_Problem to work on_
Without omitting anything, retype the data that follows.
___ The input
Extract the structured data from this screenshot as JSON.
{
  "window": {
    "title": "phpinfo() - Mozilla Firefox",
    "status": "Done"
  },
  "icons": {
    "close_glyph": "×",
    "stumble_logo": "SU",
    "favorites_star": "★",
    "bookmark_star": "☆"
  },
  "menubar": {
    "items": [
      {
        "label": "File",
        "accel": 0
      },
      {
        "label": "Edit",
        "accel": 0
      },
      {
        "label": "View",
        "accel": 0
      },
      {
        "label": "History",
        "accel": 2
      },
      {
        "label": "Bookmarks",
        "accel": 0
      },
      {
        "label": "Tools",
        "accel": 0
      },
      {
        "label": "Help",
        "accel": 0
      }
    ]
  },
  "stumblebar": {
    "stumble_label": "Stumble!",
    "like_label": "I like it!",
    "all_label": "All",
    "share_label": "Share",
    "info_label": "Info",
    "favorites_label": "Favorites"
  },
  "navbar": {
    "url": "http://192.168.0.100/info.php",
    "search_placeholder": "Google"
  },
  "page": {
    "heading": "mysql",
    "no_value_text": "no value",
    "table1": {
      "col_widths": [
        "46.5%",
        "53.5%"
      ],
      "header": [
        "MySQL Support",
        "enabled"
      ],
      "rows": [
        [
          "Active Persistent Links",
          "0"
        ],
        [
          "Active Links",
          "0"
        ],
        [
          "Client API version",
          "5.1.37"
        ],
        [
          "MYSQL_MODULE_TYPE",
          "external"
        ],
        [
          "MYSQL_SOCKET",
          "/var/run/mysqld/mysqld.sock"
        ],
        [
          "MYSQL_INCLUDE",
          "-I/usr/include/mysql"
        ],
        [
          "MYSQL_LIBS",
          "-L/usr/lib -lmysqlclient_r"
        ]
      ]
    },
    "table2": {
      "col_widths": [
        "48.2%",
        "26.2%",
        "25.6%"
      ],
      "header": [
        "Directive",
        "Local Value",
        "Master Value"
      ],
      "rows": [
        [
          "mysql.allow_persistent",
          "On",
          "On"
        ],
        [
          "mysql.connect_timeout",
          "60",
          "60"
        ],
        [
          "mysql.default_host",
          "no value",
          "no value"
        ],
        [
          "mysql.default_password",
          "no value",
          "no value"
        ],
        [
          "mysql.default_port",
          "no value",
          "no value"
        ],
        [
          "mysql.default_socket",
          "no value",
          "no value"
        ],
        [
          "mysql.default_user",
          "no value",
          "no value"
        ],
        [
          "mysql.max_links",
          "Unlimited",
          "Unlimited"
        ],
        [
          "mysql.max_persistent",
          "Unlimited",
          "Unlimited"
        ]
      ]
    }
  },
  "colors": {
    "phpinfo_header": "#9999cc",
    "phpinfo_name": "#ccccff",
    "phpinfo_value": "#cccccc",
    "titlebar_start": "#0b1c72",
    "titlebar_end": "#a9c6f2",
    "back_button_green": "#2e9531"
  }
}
______
_Task output_
Extract the structured data from this screenshot as JSON.
{
  "window": {
    "title": "phpinfo() - Mozilla Firefox",
    "status": "Done"
  },
  "icons": {
    "close_glyph": "×",
    "stumble_logo": "SU",
    "favorites_star": "★",
    "bookmark_star": "☆"
  },
  "menubar": {
    "items": [
      {
        "label": "File",
        "accel": 0
      },
      {
        "label": "Edit",
        "accel": 0
      },
      {
        "label": "View",
        "accel": 0
      },
      {
        "label": "History",
        "accel": 2
      },
      {
        "label": "Bookmarks",
        "accel": 0
      },
      {
        "label": "Tools",
        "accel": 0
      },
      {
        "label": "Help",
        "accel": 0
      }
    ]
  },
  "stumblebar": {
    "stumble_label": "Stumble!",
    "like_label": "I like it!",
    "all_label": "All",
    "share_label": "Share",
    "info_label": "Info",
    "favorites_label": "Favorites"
  },
  "navbar": {
    "url": "http://192.168.0.100/info.php",
    "search_placeholder": "Google"
  },
  "page": {
    "heading": "mysql",
    "no_value_text": "no value",
    "table1": {
      "col_widths": [
        "46.5%",
        "53.5%"
      ],
      "header": [
        "MySQL Support",
        "enabled"
      ],
      "rows": [
        [
          "Active Persistent Links",
          "0"
        ],
        [
          "Active Links",
          "0"
        ],
        [
          "Client API version",
          "5.1.37"
        ],
        [
          "MYSQL_MODULE_TYPE",
          "external"
        ],
        [
          "MYSQL_SOCKET",
          "/var/run/mysqld/mysqld.sock"
        ],
        [
          "MYSQL_INCLUDE",
          "-I/usr/include/mysql"
        ],
        [
          "MYSQL_LIBS",
          "-L/usr/lib -lmysqlclient_r"
        ]
      ]
    },
    "table2": {
      "col_widths": [
        "48.2%",
        "26.2%",
        "25.6%"
      ],
      "header": [
        "Directive",
        "Local Value",
        "Master Value"
      ],
      "rows": [
        [
          "mysql.allow_persistent",
          "On",
          "On"
        ],
        [
          "mysql.connect_timeout",
          "60",
          "60"
        ],
        [
          "mysql.default_host",
          "no value",
          "no value"
        ],
        [
          "mysql.default_password",
          "no value",
          "no value"
        ],
        [
          "mysql.default_port",
          "no value",
          "no value"
        ],
        [
          "mysql.default_socket",
          "no value",
          "no value"
        ],
        [
          "mysql.default_user",
          "no value",
          "no value"
        ],
        [
          "mysql.max_links",
          "Unlimited",
          "Unlimited"
        ],
        [
          "mysql.max_persistent",
          "Unlimited",
          "Unlimited"
        ]
      ]
    }
  },
  "colors": {
    "phpinfo_header": "#9999cc",
    "phpinfo_name": "#ccccff",
    "phpinfo_value": "#cccccc",
    "titlebar_start": "#0b1c72",
    "titlebar_end": "#a9c6f2",
    "back_button_green": "#2e9531"
  }
}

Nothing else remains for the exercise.